# Task objective
Repeat every record below exactly as written.

# Exercise material
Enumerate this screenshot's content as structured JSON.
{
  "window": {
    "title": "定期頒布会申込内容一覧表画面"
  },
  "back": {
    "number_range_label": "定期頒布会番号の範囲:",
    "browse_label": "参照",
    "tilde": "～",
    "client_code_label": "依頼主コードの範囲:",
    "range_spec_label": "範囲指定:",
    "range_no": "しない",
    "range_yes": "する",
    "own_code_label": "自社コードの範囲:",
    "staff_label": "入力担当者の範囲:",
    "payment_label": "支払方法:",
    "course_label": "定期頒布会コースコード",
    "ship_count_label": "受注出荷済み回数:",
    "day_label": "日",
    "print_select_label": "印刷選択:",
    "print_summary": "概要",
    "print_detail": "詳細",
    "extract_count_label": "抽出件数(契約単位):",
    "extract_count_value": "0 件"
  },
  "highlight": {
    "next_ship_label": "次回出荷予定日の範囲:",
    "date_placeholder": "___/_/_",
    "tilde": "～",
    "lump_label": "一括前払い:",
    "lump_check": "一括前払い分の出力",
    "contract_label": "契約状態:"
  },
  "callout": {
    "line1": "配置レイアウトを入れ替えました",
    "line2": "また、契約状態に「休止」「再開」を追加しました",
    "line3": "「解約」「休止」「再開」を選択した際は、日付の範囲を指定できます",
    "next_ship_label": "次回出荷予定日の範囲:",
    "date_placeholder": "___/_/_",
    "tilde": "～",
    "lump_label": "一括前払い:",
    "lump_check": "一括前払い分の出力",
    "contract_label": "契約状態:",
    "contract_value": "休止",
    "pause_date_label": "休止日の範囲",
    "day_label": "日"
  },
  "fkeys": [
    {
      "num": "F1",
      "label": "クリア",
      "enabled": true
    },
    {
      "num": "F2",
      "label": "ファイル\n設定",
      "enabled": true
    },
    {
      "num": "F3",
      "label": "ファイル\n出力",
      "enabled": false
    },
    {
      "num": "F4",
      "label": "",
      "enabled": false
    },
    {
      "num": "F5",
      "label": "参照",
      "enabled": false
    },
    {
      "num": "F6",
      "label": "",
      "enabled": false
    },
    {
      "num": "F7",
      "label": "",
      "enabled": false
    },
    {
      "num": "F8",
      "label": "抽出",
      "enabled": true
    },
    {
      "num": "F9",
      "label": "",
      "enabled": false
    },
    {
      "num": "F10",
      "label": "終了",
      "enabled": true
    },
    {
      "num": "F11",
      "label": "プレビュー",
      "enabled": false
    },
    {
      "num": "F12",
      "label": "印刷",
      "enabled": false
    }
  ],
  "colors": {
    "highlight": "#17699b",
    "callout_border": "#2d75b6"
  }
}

# Full output
Enumerate this screenshot's content as structured JSON.
{
  "window": {
    "title": "定期頒布会申込内容一覧表画面"
  },
  "back": {
    "number_range_label": "定期頒布会番号の範囲:",
    "browse_label": "参照",
    "tilde": "～",
    "client_code_label": "依頼主コードの範囲:",
    "range_spec_label": "範囲指定:",
    "range_no": "しない",
    "range_yes": "する",
    "own_code_label": "自社コードの範囲:",
    "staff_label": "入力担当者の範囲:",
    "payment_label": "支払方法:",
    "course_label": "定期頒布会コースコード",
    "ship_count_label": "受注出荷済み回数:",
    "day_label": "日",
    "print_select_label": "印刷選択:",
    "print_summary": "概要",
    "print_detail": "詳細",
    "extract_count_label": "抽出件数(契約単位):",
    "extract_count_value": "0 件"
  },
  "highlight": {
    "next_ship_label": "次回出荷予定日の範囲:",
    "date_placeholder": "___/_/_",
    "tilde": "～",
    "lump_label": "一括前払い:",
    "lump_check": "一括前払い分の出力",
    "contract_label": "契約状態:"
  },
  "callout": {
    "line1": "配置レイアウトを入れ替えました",
    "line2": "また、契約状態に「休止」「再開」を追加しました",
    "line3": "「解約」「休止」「再開」を選択した際は、日付の範囲を指定できます",
    "next_ship_label": "次回出荷予定日の範囲:",
    "date_placeholder": "___/_/_",
    "tilde": "～",
    "lump_label": "一括前払い:",
    "lump_check": "一括前払い分の出力",
    "contract_label": "契約状態:",
    "contract_value": "休止",
    "pause_date_label": "休止日の範囲",
    "day_label": "日"
  },
  "fkeys": [
    {
      "num": "F1",
      "label": "クリア",
      "enabled": true
    },
    {
      "num": "F2",
      "label": "ファイル\n設定",
      "enabled": true
    },
    {
      "num": "F3",
      "label": "ファイル\n出力",
      "enabled": false
    },
    {
      "num": "F4",
      "label": "",
      "enabled": false
    },
    {
      "num": "F5",
      "label": "参照",
      "enabled": false
    },
    {
      "num": "F6",
      "label": "",
      "enabled": false
    },
    {
      "num": "F7",
      "label": "",
      "enabled": false
    },
    {
      "num": "F8",
      "label": "抽出",
      "enabled": true
    },
    {
      "num": "F9",
      "label": "",
      "enabled": false
    },
    {
      "num": "F10",
      "label": "終了",
      "enabled": true
    },
    {
      "num": "F11",
      "label": "プレビュー",
      "enabled": false
    },
    {
      "num": "F12",
      "label": "印刷",
      "enabled": false
    }
  ],
  "colors": {
    "highlight": "#17699b",
    "callout_border": "#2d75b6"
  }
}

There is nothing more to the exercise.